START Dataset excerpts
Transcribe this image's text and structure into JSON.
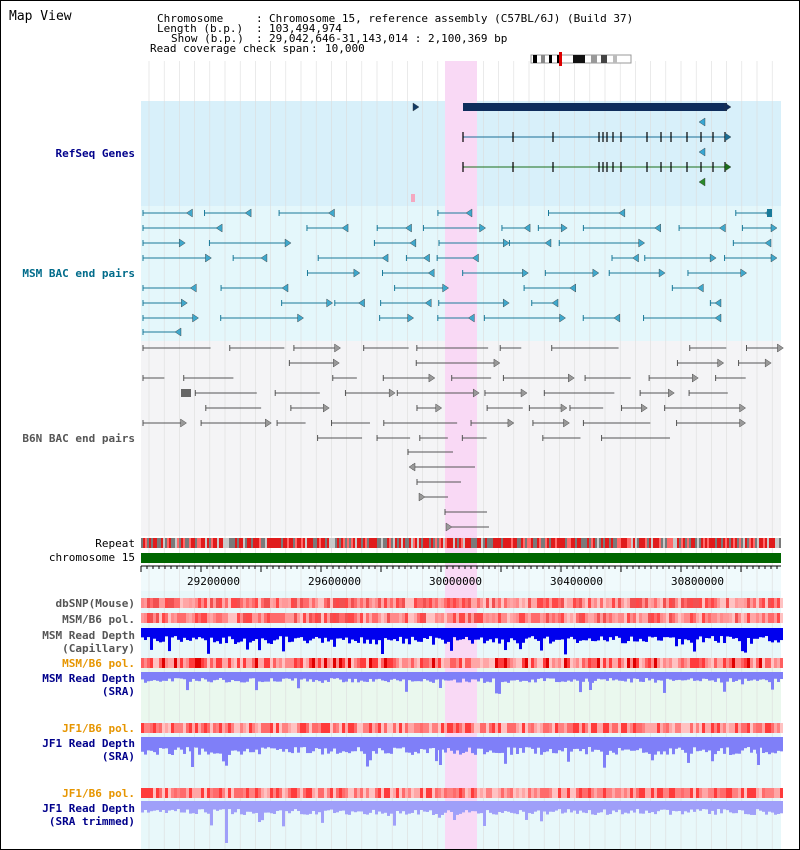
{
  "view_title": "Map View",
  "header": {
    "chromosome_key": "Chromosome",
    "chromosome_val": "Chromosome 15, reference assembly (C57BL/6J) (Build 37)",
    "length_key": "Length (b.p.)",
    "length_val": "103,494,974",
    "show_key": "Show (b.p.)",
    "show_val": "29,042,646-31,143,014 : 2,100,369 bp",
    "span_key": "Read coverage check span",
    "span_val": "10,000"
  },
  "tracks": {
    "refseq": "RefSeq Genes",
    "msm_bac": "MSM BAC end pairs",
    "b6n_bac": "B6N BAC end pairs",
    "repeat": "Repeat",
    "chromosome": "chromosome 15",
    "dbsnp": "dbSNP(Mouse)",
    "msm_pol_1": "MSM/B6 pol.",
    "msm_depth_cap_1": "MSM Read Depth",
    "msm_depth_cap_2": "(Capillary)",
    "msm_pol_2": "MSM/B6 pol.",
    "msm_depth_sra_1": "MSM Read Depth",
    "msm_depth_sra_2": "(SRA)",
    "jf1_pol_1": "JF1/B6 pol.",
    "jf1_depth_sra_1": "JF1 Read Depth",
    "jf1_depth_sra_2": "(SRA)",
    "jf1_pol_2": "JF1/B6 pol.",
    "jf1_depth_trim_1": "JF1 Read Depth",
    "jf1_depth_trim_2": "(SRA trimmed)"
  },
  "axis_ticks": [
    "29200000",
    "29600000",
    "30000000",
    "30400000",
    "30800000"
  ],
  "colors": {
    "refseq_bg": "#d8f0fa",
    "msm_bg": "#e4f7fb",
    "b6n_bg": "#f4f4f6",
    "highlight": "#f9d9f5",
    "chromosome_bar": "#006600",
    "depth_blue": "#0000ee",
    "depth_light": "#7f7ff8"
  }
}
END Dataset excerpts
● Directions for this task
Only the pictures are to be left out, and all of the data must otherwise be transcribed exactly.

● Exercise answer
Transcribe this image's text and structure into JSON.
{
  "view_title": "Map View",
  "header": {
    "chromosome_key": "Chromosome",
    "chromosome_val": "Chromosome 15, reference assembly (C57BL/6J) (Build 37)",
    "length_key": "Length (b.p.)",
    "length_val": "103,494,974",
    "show_key": "Show (b.p.)",
    "show_val": "29,042,646-31,143,014 : 2,100,369 bp",
    "span_key": "Read coverage check span",
    "span_val": "10,000"
  },
  "tracks": {
    "refseq": "RefSeq Genes",
    "msm_bac": "MSM BAC end pairs",
    "b6n_bac": "B6N BAC end pairs",
    "repeat": "Repeat",
    "chromosome": "chromosome 15",
    "dbsnp": "dbSNP(Mouse)",
    "msm_pol_1": "MSM/B6 pol.",
    "msm_depth_cap_1": "MSM Read Depth",
    "msm_depth_cap_2": "(Capillary)",
    "msm_pol_2": "MSM/B6 pol.",
    "msm_depth_sra_1": "MSM Read Depth",
    "msm_depth_sra_2": "(SRA)",
    "jf1_pol_1": "JF1/B6 pol.",
    "jf1_depth_sra_1": "JF1 Read Depth",
    "jf1_depth_sra_2": "(SRA)",
    "jf1_pol_2": "JF1/B6 pol.",
    "jf1_depth_trim_1": "JF1 Read Depth",
    "jf1_depth_trim_2": "(SRA trimmed)"
  },
  "axis_ticks": [
    "29200000",
    "29600000",
    "30000000",
    "30400000",
    "30800000"
  ],
  "colors": {
    "refseq_bg": "#d8f0fa",
    "msm_bg": "#e4f7fb",
    "b6n_bg": "#f4f4f6",
    "highlight": "#f9d9f5",
    "chromosome_bar": "#006600",
    "depth_blue": "#0000ee",
    "depth_light": "#7f7ff8"
  }
}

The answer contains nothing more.